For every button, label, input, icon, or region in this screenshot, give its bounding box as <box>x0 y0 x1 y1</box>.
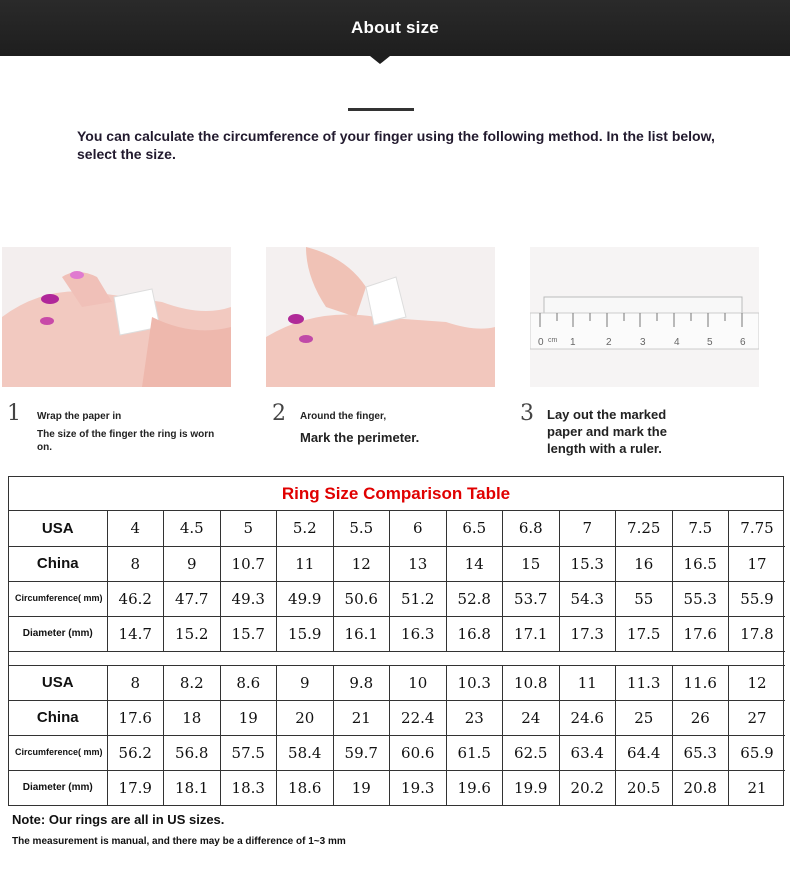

━━━━━━━━━━━━━━━━

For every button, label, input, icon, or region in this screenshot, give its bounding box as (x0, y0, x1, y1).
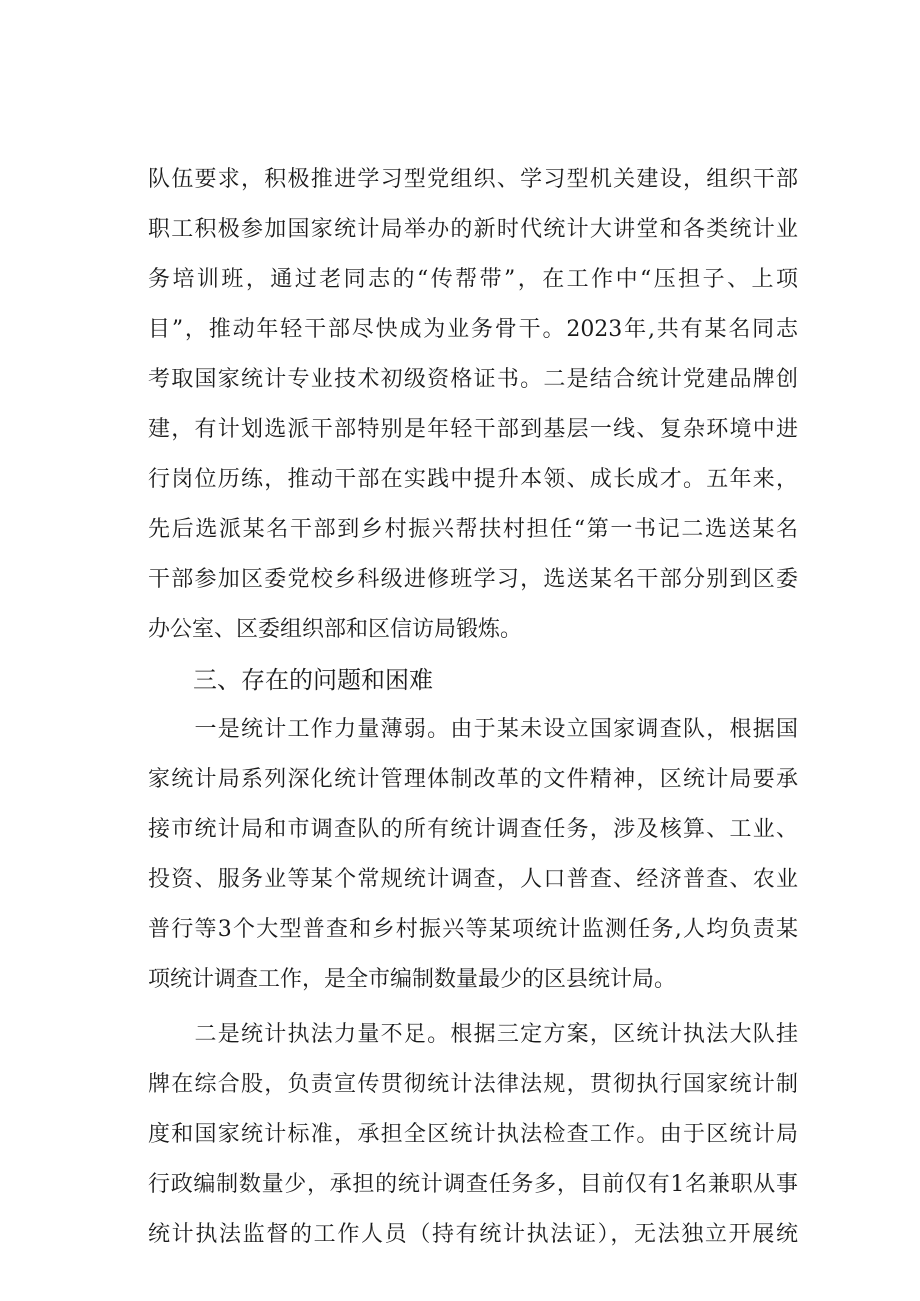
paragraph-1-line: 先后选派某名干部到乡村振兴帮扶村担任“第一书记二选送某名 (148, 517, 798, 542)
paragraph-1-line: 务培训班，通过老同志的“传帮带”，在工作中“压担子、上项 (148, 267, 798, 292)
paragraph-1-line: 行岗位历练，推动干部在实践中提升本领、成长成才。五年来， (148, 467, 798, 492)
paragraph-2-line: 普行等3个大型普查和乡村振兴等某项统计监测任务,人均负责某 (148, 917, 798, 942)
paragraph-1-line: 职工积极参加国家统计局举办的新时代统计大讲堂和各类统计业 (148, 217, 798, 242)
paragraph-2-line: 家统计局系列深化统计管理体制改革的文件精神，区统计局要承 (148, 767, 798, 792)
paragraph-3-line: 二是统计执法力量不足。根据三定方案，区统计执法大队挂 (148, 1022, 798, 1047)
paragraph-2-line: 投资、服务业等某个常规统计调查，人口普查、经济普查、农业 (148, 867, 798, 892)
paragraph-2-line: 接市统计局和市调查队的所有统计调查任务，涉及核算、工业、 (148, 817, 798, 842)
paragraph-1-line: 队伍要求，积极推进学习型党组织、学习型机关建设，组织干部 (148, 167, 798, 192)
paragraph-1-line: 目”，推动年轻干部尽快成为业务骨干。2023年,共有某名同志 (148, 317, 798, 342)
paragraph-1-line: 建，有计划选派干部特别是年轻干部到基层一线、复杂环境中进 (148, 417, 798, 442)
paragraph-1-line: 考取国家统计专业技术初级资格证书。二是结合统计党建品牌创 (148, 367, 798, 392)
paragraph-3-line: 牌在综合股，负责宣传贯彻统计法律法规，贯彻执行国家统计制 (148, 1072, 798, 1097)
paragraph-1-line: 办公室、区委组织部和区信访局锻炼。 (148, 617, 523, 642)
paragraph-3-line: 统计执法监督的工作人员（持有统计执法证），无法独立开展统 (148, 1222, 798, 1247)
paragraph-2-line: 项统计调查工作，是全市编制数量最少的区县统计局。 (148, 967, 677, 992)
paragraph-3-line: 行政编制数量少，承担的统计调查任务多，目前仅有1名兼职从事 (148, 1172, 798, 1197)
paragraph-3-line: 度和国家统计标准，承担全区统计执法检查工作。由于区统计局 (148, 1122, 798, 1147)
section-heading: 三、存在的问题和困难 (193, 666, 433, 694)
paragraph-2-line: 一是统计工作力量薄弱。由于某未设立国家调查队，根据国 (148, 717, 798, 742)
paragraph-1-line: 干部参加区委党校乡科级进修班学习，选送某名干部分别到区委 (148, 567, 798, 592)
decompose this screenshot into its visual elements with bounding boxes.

━━━━━━━━━━━━━━━━

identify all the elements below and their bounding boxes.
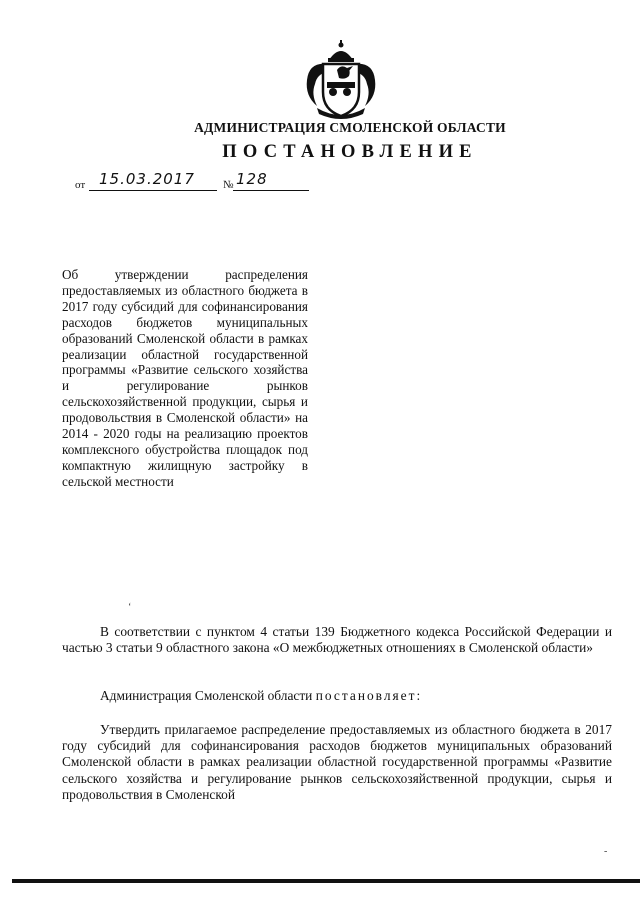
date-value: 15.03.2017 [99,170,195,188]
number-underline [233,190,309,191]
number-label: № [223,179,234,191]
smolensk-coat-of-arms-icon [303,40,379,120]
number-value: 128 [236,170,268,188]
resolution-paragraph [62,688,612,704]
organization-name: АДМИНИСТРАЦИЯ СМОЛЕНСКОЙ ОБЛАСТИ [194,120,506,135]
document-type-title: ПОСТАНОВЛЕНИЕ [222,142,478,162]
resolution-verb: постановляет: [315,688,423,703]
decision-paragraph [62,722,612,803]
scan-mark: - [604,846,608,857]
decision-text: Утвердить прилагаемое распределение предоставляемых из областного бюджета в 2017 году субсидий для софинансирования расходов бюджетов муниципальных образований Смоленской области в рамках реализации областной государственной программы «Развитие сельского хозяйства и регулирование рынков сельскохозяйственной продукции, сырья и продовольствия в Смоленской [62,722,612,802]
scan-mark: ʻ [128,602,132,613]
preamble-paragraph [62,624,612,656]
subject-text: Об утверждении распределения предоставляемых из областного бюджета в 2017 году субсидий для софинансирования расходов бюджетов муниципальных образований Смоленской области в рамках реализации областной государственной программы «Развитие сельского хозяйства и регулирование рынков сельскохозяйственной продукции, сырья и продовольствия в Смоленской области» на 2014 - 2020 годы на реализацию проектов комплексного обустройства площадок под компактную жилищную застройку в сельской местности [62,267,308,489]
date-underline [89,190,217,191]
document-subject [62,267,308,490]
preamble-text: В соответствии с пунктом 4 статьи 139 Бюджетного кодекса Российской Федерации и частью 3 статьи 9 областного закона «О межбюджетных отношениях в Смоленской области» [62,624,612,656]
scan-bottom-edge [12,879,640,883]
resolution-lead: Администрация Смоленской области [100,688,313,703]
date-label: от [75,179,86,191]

━━━━━━━━━━━━━━━━

_Requirement_.
Copy out everything from the line containing "y0, x1, y1)." down to the line containing "decompose this screenshot", keeping both of those lines, and leave out the pictures.

_Full response_.
For every button, label, input, icon, or region in this screenshot, give its bounding box as (x0, y0, x1, y1).
paragraph-1-line: 先后选派某名干部到乡村振兴帮扶村担任“第一书记二选送某名 (148, 517, 798, 542)
paragraph-1-line: 务培训班，通过老同志的“传帮带”，在工作中“压担子、上项 (148, 267, 798, 292)
paragraph-1-line: 行岗位历练，推动干部在实践中提升本领、成长成才。五年来， (148, 467, 798, 492)
paragraph-2-line: 普行等3个大型普查和乡村振兴等某项统计监测任务,人均负责某 (148, 917, 798, 942)
paragraph-1-line: 职工积极参加国家统计局举办的新时代统计大讲堂和各类统计业 (148, 217, 798, 242)
paragraph-2-line: 家统计局系列深化统计管理体制改革的文件精神，区统计局要承 (148, 767, 798, 792)
paragraph-3-line: 二是统计执法力量不足。根据三定方案，区统计执法大队挂 (148, 1022, 798, 1047)
paragraph-2-line: 投资、服务业等某个常规统计调查，人口普查、经济普查、农业 (148, 867, 798, 892)
paragraph-2-line: 接市统计局和市调查队的所有统计调查任务，涉及核算、工业、 (148, 817, 798, 842)
paragraph-1-line: 队伍要求，积极推进学习型党组织、学习型机关建设，组织干部 (148, 167, 798, 192)
paragraph-1-line: 目”，推动年轻干部尽快成为业务骨干。2023年,共有某名同志 (148, 317, 798, 342)
paragraph-1-line: 建，有计划选派干部特别是年轻干部到基层一线、复杂环境中进 (148, 417, 798, 442)
paragraph-1-line: 考取国家统计专业技术初级资格证书。二是结合统计党建品牌创 (148, 367, 798, 392)
paragraph-3-line: 牌在综合股，负责宣传贯彻统计法律法规，贯彻执行国家统计制 (148, 1072, 798, 1097)
paragraph-1-line: 办公室、区委组织部和区信访局锻炼。 (148, 617, 523, 642)
paragraph-3-line: 统计执法监督的工作人员（持有统计执法证），无法独立开展统 (148, 1222, 798, 1247)
paragraph-2-line: 项统计调查工作，是全市编制数量最少的区县统计局。 (148, 967, 677, 992)
paragraph-3-line: 行政编制数量少，承担的统计调查任务多，目前仅有1名兼职从事 (148, 1172, 798, 1197)
paragraph-3-line: 度和国家统计标准，承担全区统计执法检查工作。由于区统计局 (148, 1122, 798, 1147)
section-heading: 三、存在的问题和困难 (193, 666, 433, 694)
paragraph-2-line: 一是统计工作力量薄弱。由于某未设立国家调查队，根据国 (148, 717, 798, 742)
paragraph-1-line: 干部参加区委党校乡科级进修班学习，选送某名干部分别到区委 (148, 567, 798, 592)
decompose this screenshot into its visual elements with bounding boxes.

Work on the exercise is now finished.